WORK TO COMPLETE: Records follow. Pull out every line that contains "boundary".

## Start DATA LISTING

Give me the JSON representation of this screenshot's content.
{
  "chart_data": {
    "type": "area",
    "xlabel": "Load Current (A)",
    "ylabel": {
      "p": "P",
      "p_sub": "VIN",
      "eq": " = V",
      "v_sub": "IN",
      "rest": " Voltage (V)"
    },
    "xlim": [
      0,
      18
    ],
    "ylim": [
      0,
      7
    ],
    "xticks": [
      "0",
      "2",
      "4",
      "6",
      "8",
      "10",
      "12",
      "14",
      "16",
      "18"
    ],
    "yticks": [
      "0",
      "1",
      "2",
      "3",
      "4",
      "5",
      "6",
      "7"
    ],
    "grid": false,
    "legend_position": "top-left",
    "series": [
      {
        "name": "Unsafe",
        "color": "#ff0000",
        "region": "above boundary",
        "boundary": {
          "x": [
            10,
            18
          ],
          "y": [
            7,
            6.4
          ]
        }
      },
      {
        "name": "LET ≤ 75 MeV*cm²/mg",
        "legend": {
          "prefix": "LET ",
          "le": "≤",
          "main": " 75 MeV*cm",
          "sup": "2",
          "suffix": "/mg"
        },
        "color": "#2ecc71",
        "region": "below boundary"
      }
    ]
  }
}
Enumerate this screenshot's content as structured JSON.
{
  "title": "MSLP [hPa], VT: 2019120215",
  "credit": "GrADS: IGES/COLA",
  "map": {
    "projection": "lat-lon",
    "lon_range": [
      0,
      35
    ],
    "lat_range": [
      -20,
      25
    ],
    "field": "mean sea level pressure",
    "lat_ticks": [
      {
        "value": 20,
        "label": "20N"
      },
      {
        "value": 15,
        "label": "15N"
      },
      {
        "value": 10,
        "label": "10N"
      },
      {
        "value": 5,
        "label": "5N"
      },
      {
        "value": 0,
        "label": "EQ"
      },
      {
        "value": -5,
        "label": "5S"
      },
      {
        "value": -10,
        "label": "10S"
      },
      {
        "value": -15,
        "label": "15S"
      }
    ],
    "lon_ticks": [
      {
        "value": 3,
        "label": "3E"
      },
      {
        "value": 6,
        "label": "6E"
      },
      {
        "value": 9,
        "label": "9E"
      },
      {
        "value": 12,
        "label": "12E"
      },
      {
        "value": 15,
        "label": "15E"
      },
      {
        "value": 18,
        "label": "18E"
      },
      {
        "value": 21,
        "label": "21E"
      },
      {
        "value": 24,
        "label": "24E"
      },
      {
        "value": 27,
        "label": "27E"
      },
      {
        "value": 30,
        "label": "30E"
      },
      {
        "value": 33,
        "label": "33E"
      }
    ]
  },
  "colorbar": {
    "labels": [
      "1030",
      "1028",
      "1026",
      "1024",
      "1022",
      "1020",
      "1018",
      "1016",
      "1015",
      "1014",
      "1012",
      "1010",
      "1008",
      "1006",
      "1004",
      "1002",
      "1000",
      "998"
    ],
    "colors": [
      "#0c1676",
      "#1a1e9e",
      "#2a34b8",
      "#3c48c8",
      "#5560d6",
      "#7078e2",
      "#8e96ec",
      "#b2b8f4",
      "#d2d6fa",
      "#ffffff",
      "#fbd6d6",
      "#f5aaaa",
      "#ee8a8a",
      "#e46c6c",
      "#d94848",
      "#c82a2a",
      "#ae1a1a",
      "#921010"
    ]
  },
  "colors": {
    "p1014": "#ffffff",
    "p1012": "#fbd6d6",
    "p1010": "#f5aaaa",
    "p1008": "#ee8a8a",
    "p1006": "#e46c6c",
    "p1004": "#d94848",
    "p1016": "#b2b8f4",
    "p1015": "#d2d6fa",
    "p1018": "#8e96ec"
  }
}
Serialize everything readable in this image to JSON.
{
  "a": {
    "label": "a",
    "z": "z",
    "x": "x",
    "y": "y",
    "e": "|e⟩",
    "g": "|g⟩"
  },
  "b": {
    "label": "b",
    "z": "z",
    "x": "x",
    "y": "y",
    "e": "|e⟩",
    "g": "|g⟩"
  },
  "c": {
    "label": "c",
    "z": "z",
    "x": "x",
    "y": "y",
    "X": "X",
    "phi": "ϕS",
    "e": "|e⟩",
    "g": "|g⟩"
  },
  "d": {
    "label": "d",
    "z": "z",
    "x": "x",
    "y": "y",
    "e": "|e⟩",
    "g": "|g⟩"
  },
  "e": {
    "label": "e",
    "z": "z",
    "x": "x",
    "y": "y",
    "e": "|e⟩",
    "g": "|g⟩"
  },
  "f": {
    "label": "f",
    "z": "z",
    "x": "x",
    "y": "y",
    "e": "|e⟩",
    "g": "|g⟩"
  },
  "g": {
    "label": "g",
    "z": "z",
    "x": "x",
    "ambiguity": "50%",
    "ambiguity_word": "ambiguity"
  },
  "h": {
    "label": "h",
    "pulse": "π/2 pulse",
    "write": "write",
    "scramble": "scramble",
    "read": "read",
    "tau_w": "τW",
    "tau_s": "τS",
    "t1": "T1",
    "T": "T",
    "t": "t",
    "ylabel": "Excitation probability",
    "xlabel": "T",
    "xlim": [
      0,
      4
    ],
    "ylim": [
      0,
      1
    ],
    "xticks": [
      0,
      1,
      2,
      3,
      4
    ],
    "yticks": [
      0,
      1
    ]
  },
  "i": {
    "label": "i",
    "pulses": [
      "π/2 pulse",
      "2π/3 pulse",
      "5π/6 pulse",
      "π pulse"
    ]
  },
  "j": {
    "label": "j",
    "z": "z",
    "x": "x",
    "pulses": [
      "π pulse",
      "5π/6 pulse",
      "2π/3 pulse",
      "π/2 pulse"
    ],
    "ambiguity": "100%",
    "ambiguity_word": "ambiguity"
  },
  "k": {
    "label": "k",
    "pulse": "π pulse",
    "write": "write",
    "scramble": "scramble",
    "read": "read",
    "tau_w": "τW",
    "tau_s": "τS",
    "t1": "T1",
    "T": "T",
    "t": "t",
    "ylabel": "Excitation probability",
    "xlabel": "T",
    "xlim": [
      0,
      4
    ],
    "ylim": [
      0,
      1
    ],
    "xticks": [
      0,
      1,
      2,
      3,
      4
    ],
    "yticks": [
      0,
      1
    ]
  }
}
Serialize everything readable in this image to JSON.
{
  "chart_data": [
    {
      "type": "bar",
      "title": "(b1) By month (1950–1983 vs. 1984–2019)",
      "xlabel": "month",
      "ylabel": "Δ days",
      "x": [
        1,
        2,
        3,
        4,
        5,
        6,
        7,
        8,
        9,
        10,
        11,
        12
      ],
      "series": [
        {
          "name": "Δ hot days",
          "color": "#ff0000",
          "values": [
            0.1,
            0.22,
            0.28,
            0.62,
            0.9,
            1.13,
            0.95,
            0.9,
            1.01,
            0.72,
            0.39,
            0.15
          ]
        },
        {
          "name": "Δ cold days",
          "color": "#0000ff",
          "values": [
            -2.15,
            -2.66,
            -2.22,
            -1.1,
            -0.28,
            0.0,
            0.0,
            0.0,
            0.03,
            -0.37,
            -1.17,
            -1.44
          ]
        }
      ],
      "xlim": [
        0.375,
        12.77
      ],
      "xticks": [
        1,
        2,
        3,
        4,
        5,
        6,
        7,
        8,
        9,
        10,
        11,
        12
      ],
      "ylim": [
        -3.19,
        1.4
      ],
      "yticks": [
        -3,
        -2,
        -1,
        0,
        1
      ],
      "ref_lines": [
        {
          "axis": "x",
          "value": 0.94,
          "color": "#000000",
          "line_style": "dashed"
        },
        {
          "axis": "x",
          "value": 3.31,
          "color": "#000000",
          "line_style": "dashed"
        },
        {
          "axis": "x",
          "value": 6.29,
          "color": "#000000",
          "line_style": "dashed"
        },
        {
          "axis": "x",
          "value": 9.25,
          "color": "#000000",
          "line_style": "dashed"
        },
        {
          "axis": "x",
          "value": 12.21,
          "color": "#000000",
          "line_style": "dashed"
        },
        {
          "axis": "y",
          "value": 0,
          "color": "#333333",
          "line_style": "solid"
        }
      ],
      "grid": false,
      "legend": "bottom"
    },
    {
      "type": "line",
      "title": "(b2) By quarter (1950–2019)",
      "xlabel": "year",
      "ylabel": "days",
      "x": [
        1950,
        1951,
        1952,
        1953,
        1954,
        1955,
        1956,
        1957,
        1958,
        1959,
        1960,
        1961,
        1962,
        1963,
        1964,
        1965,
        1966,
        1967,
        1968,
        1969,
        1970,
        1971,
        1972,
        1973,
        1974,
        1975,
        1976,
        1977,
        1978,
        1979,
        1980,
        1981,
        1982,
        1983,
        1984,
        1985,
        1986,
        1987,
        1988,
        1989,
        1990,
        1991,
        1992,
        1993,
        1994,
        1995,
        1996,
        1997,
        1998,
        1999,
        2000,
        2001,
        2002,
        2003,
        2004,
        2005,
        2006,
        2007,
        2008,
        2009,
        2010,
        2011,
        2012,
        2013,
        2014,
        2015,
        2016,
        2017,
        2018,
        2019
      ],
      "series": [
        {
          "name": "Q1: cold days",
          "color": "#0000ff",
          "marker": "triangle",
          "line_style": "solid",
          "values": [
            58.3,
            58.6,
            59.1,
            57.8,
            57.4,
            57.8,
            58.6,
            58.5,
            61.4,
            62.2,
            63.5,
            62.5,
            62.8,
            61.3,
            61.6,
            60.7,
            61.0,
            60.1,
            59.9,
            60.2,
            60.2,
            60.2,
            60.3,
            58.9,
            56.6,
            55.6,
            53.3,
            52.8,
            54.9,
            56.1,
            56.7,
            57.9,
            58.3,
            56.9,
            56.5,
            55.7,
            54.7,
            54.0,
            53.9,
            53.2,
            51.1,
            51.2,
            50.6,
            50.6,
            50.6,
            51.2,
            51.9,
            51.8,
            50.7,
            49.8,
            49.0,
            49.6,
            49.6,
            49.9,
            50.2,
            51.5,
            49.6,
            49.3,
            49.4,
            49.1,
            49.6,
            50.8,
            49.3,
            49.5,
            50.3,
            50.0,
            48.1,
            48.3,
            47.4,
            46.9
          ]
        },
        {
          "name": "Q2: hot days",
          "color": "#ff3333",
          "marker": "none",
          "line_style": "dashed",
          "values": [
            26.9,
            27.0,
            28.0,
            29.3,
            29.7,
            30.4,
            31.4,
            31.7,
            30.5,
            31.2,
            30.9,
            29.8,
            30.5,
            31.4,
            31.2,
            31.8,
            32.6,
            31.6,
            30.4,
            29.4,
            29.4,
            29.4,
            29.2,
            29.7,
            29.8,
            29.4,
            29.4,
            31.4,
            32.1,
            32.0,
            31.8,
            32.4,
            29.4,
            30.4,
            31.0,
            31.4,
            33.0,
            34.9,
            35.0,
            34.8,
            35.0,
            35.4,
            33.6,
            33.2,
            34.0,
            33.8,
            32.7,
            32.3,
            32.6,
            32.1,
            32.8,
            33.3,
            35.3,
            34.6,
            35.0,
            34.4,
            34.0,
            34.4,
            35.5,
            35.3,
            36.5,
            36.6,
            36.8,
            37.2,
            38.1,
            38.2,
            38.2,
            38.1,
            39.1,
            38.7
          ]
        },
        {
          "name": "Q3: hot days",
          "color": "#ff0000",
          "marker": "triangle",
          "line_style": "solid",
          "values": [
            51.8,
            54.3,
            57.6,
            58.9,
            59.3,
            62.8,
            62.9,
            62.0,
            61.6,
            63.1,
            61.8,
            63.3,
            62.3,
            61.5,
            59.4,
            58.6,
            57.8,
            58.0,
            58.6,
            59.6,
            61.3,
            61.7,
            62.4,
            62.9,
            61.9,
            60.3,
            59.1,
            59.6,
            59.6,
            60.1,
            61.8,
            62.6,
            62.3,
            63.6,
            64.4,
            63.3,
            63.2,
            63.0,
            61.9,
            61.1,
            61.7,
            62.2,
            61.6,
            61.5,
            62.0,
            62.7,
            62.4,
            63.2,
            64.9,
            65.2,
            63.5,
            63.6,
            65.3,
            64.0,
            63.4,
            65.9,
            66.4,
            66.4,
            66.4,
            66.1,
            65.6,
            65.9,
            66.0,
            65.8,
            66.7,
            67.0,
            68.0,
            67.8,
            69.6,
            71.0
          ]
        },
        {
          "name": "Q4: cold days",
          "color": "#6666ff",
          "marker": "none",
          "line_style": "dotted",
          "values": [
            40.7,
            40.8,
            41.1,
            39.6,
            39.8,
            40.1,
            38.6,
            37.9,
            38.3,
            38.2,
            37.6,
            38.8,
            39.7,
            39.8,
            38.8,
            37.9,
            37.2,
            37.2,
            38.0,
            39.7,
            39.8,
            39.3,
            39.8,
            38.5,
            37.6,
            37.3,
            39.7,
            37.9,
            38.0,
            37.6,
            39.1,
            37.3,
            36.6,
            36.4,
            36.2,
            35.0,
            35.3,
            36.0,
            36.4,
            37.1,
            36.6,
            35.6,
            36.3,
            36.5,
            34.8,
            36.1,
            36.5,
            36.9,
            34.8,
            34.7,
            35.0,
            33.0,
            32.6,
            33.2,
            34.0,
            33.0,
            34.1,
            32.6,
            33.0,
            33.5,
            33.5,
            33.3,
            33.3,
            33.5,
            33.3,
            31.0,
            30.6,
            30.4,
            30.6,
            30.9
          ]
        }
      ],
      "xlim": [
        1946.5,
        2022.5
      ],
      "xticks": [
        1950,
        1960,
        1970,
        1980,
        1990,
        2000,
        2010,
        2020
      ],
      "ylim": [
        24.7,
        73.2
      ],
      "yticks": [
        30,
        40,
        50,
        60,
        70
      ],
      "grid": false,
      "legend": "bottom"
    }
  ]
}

## End DATA LISTING

CORRECT RESPONSE:
        "region": "above boundary",
        "boundary": {
        "region": "below boundary"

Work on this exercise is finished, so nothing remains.